→ Set exercise: Return the lines where the word "title" occurs.

→ Figure record listings:
▶

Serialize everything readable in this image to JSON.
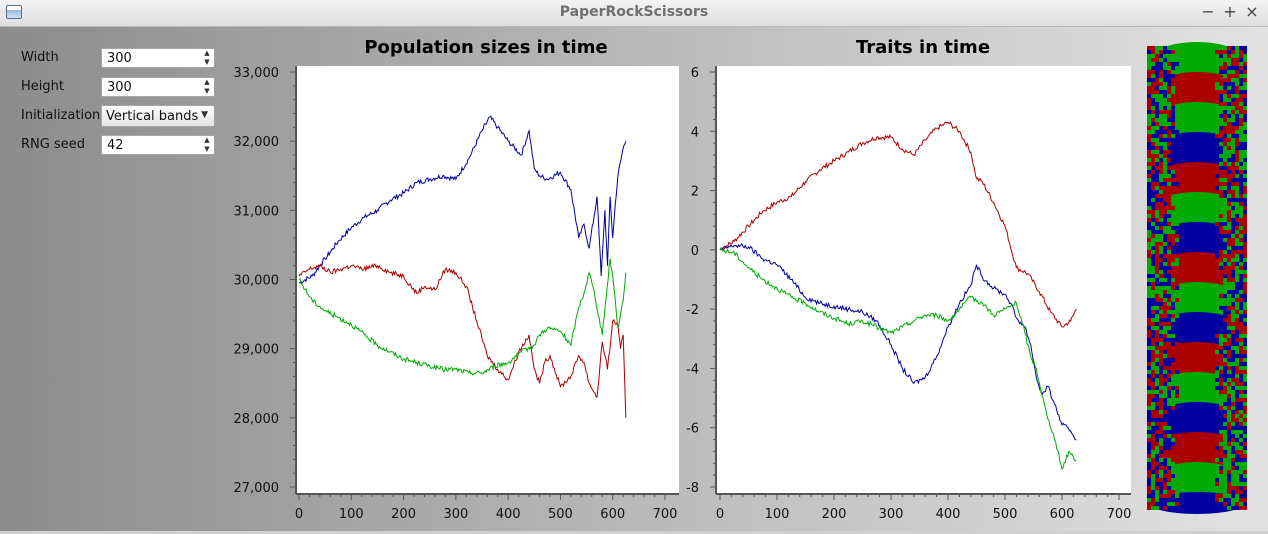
{
  "window": {
    "title": "PaperRockScissors",
    "minimize_label": "−",
    "maximize_label": "+",
    "close_label": "×"
  },
  "controls": {
    "width": {
      "label": "Width",
      "value": "300"
    },
    "height": {
      "label": "Height",
      "value": "300"
    },
    "initialization": {
      "label": "Initialization",
      "value": "Vertical bands"
    },
    "rng_seed": {
      "label": "RNG seed",
      "value": "42"
    }
  },
  "colors": {
    "series1": "#0000a0",
    "series2": "#aa0000",
    "series3": "#00aa00"
  },
  "chart_data": [
    {
      "type": "line",
      "title": "Population sizes in time",
      "xlabel": "",
      "ylabel": "",
      "xlim": [
        0,
        700
      ],
      "ylim": [
        27000,
        33000
      ],
      "x_ticks": [
        0,
        100,
        200,
        300,
        400,
        500,
        600,
        700
      ],
      "x_tick_labels": [
        "0",
        "100",
        "200",
        "300",
        "400",
        "500",
        "600",
        "700"
      ],
      "y_ticks": [
        27000,
        28000,
        29000,
        30000,
        31000,
        32000,
        33000
      ],
      "y_tick_labels": [
        "27,000",
        "28,000",
        "29,000",
        "30,000",
        "31,000",
        "32,000",
        "33,000"
      ],
      "series": [
        {
          "color": "#0000a0",
          "x": [
            0,
            25,
            50,
            75,
            100,
            125,
            150,
            175,
            200,
            225,
            250,
            275,
            300,
            325,
            350,
            365,
            380,
            400,
            425,
            440,
            450,
            460,
            475,
            500,
            520,
            535,
            545,
            555,
            570,
            578,
            585,
            590,
            595,
            600,
            605,
            610,
            620,
            625
          ],
          "y": [
            29950,
            30050,
            30300,
            30550,
            30750,
            30900,
            31000,
            31150,
            31250,
            31400,
            31450,
            31500,
            31450,
            31750,
            32150,
            32350,
            32200,
            32000,
            31800,
            32150,
            31600,
            31500,
            31450,
            31550,
            31300,
            30600,
            30800,
            30450,
            31200,
            30050,
            31000,
            30200,
            31200,
            30600,
            31100,
            31500,
            31900,
            32000
          ]
        },
        {
          "color": "#aa0000",
          "x": [
            0,
            20,
            40,
            60,
            80,
            100,
            120,
            150,
            175,
            200,
            225,
            240,
            260,
            280,
            300,
            320,
            340,
            360,
            380,
            400,
            420,
            440,
            450,
            460,
            470,
            480,
            500,
            520,
            535,
            545,
            555,
            570,
            580,
            590,
            600,
            610,
            615,
            620,
            625
          ],
          "y": [
            30050,
            30150,
            30200,
            30100,
            30150,
            30200,
            30150,
            30200,
            30100,
            30050,
            29800,
            29900,
            29850,
            30150,
            30100,
            29900,
            29400,
            28900,
            28700,
            28550,
            28950,
            29200,
            28700,
            28500,
            28800,
            28900,
            28450,
            28600,
            28900,
            28800,
            28500,
            28300,
            29100,
            28700,
            29400,
            29350,
            29000,
            29200,
            28000
          ]
        },
        {
          "color": "#00aa00",
          "x": [
            0,
            25,
            50,
            75,
            100,
            125,
            150,
            175,
            200,
            225,
            250,
            275,
            300,
            325,
            350,
            375,
            400,
            425,
            450,
            460,
            475,
            500,
            520,
            535,
            545,
            555,
            565,
            580,
            595,
            600,
            610,
            620,
            625
          ],
          "y": [
            30000,
            29700,
            29550,
            29450,
            29350,
            29200,
            29050,
            28950,
            28850,
            28800,
            28750,
            28700,
            28700,
            28650,
            28650,
            28750,
            28800,
            28950,
            29050,
            29200,
            29300,
            29250,
            29050,
            29600,
            29800,
            30100,
            29800,
            29200,
            30300,
            30050,
            29300,
            29700,
            30100
          ]
        }
      ]
    },
    {
      "type": "line",
      "title": "Traits in time",
      "xlabel": "",
      "ylabel": "",
      "xlim": [
        0,
        700
      ],
      "ylim": [
        -8,
        6
      ],
      "x_ticks": [
        0,
        100,
        200,
        300,
        400,
        500,
        600,
        700
      ],
      "x_tick_labels": [
        "0",
        "100",
        "200",
        "300",
        "400",
        "500",
        "600",
        "700"
      ],
      "y_ticks": [
        -8,
        -6,
        -4,
        -2,
        0,
        2,
        4,
        6
      ],
      "y_tick_labels": [
        "-8",
        "-6",
        "-4",
        "-2",
        "0",
        "2",
        "4",
        "6"
      ],
      "series": [
        {
          "color": "#aa0000",
          "x": [
            0,
            25,
            50,
            75,
            100,
            125,
            150,
            175,
            200,
            225,
            250,
            275,
            300,
            320,
            340,
            360,
            380,
            400,
            420,
            440,
            450,
            460,
            480,
            500,
            520,
            540,
            560,
            580,
            600,
            615,
            625
          ],
          "y": [
            0,
            0.3,
            0.8,
            1.3,
            1.6,
            1.8,
            2.3,
            2.7,
            3.0,
            3.3,
            3.6,
            3.8,
            3.8,
            3.4,
            3.2,
            3.7,
            4.1,
            4.3,
            4.0,
            3.3,
            2.4,
            2.3,
            1.6,
            0.8,
            -0.6,
            -0.8,
            -1.4,
            -2.1,
            -2.6,
            -2.4,
            -2.0
          ]
        },
        {
          "color": "#0000a0",
          "x": [
            0,
            25,
            50,
            75,
            100,
            125,
            150,
            175,
            200,
            225,
            250,
            275,
            300,
            320,
            340,
            360,
            380,
            400,
            420,
            440,
            450,
            460,
            480,
            500,
            510,
            520,
            535,
            545,
            555,
            565,
            575,
            585,
            600,
            615,
            625
          ],
          "y": [
            0,
            0.15,
            0.1,
            -0.3,
            -0.5,
            -1.0,
            -1.6,
            -1.8,
            -1.9,
            -2.0,
            -2.1,
            -2.4,
            -3.2,
            -4.0,
            -4.5,
            -4.3,
            -3.6,
            -2.6,
            -1.8,
            -1.2,
            -0.5,
            -0.9,
            -1.3,
            -1.5,
            -1.8,
            -2.3,
            -2.6,
            -3.2,
            -4.3,
            -4.9,
            -4.6,
            -5.1,
            -5.9,
            -6.1,
            -6.4
          ]
        },
        {
          "color": "#00aa00",
          "x": [
            0,
            25,
            50,
            75,
            100,
            125,
            150,
            175,
            200,
            225,
            250,
            275,
            300,
            320,
            340,
            360,
            380,
            400,
            420,
            440,
            460,
            480,
            500,
            520,
            535,
            545,
            555,
            565,
            575,
            585,
            600,
            612,
            625
          ],
          "y": [
            0,
            -0.1,
            -0.6,
            -1.0,
            -1.3,
            -1.6,
            -1.8,
            -2.1,
            -2.3,
            -2.5,
            -2.4,
            -2.6,
            -2.8,
            -2.6,
            -2.4,
            -2.2,
            -2.2,
            -2.4,
            -2.0,
            -1.6,
            -1.8,
            -2.2,
            -2.0,
            -1.8,
            -2.8,
            -3.6,
            -4.0,
            -4.9,
            -5.7,
            -6.2,
            -7.4,
            -6.8,
            -7.1
          ]
        }
      ]
    }
  ]
}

◀

→ Response to this exercise:
    "title": "PaperRockScissors",
      "title": "Population sizes in time",
      "title": "Traits in time",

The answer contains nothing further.